BRIEF: Check each line of the listing, and copy it if it contains the word "title".

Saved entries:
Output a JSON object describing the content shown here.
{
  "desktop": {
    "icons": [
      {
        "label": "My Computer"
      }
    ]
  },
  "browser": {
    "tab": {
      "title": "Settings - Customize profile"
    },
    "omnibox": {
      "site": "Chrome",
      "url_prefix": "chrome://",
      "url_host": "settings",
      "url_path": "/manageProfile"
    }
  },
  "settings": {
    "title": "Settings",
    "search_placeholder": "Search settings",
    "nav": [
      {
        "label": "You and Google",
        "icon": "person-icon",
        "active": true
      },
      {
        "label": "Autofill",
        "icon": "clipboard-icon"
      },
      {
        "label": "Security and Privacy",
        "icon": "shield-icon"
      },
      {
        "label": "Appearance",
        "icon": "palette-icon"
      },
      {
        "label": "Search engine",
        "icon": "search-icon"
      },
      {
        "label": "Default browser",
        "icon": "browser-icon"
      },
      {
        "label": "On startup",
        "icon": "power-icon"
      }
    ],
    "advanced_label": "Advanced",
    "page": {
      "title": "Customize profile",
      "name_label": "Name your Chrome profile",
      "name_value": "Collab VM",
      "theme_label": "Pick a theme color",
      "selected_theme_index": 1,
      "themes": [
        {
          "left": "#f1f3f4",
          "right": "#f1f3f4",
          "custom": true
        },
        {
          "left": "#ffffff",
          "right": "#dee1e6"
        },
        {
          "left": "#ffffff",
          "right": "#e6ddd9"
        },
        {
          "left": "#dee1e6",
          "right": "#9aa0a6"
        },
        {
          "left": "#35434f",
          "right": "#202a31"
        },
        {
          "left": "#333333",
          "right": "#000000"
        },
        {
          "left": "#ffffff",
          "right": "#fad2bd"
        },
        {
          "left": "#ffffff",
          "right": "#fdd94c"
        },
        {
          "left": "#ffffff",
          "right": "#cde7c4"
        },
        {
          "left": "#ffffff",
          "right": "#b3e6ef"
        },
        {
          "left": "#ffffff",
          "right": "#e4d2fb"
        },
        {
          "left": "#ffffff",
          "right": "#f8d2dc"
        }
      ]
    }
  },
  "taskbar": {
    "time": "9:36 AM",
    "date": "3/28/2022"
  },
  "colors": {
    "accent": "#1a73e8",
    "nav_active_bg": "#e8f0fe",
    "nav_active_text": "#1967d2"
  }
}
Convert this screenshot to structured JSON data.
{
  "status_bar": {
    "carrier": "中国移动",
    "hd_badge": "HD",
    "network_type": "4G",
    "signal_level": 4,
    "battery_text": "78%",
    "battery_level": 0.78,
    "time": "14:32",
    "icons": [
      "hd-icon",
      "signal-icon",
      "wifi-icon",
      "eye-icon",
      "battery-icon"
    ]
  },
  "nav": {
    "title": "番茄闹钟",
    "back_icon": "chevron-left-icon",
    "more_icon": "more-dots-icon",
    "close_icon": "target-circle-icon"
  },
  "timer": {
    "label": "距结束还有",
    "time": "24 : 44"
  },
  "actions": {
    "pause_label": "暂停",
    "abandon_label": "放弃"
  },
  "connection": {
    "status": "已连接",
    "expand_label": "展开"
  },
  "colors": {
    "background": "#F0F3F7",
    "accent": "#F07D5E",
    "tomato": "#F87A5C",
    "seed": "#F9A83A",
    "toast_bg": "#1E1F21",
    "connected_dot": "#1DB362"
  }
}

FINAL RESULT:
      "title": "Settings - Customize profile"
    "title": "Settings",
      "title": "Customize profile",
    "title": "番茄闹钟",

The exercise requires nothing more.